### [Exercise goal]
Pick out each line containing the string "tarde".

### [Excerpted records]
↓
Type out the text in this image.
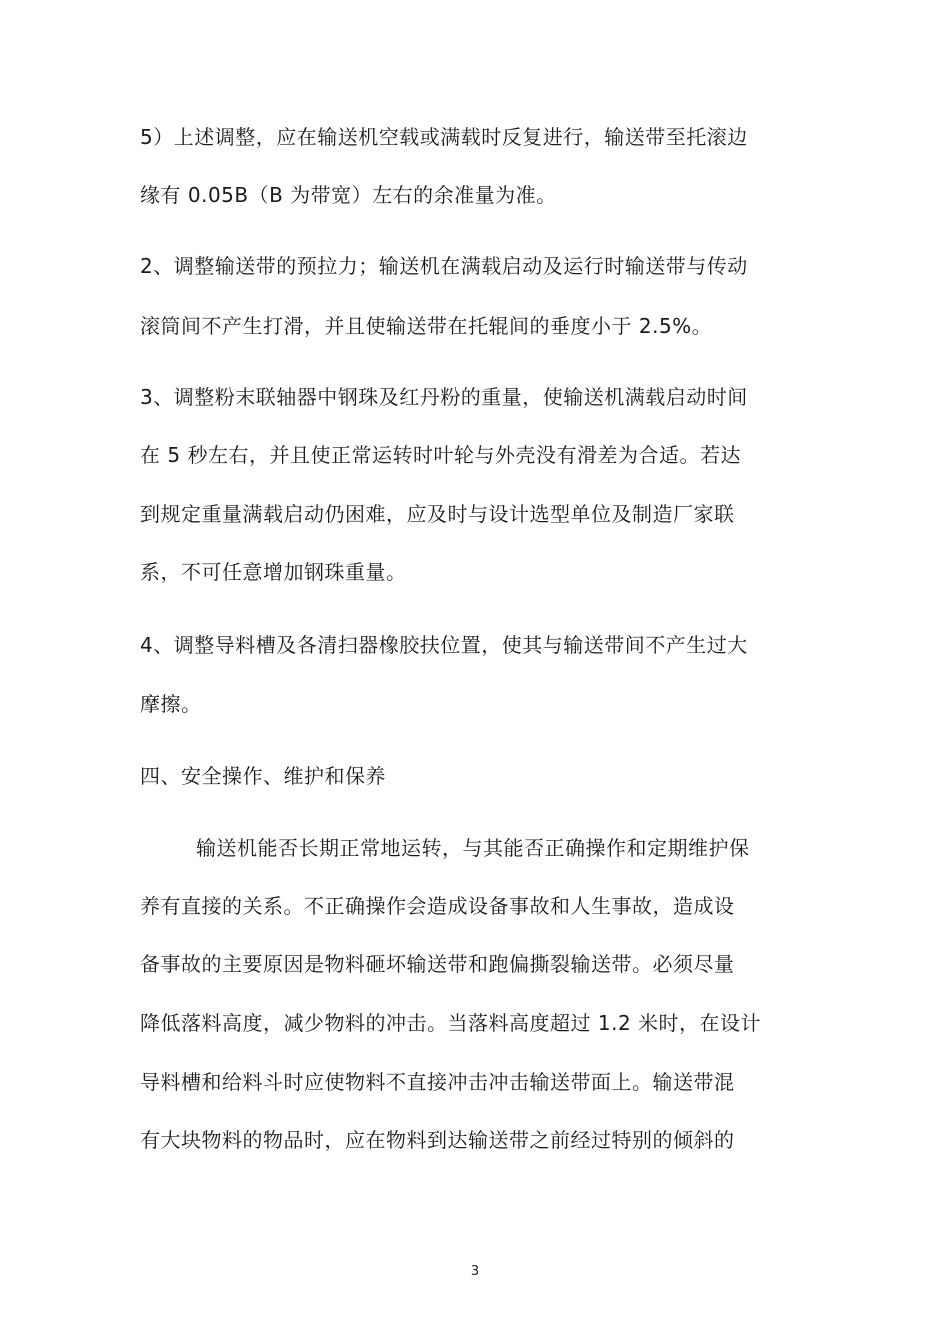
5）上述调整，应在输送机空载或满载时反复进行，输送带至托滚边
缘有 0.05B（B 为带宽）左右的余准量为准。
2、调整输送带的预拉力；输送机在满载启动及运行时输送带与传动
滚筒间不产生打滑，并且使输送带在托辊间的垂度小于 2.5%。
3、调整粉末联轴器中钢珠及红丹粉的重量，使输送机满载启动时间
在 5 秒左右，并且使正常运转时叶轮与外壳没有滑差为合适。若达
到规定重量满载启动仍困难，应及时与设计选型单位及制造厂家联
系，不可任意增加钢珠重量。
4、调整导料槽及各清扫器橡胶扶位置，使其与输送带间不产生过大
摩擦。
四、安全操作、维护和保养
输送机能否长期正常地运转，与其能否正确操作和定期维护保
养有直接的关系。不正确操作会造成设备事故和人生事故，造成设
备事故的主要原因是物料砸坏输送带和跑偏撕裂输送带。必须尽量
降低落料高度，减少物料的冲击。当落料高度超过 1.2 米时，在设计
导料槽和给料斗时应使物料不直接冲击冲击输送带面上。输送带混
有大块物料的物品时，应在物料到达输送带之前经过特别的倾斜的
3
↑
↓
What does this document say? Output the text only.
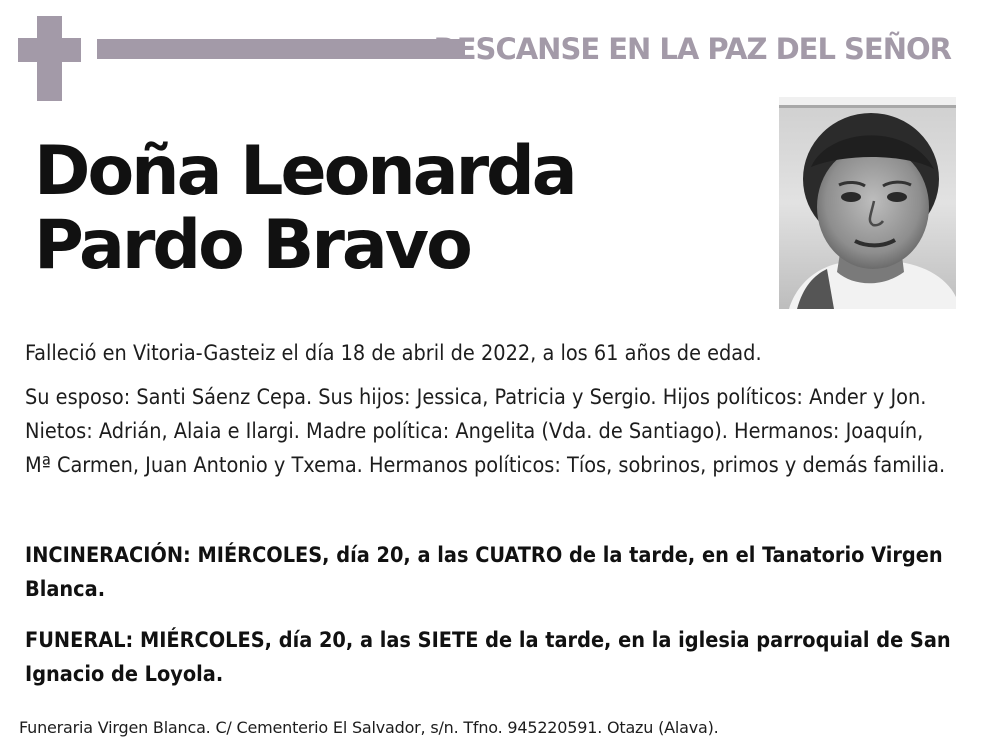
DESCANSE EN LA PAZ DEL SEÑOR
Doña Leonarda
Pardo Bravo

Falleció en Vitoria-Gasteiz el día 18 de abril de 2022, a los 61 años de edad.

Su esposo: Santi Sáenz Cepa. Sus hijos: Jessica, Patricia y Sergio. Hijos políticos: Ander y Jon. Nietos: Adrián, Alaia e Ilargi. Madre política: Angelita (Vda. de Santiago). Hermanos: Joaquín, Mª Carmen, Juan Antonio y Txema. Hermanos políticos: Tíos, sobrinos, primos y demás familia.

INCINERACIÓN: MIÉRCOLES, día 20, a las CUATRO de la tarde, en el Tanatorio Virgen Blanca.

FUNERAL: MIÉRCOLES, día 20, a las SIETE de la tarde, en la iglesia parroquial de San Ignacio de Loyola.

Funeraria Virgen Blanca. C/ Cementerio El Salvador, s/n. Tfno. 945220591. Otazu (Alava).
↑
### [Exercise result]
INCINERACIÓN: MIÉRCOLES, día 20, a las CUATRO de la tarde, en el Tanatorio Virgen Blanca.
FUNERAL: MIÉRCOLES, día 20, a las SIETE de la tarde, en la iglesia parroquial de San Ignacio de Loyola.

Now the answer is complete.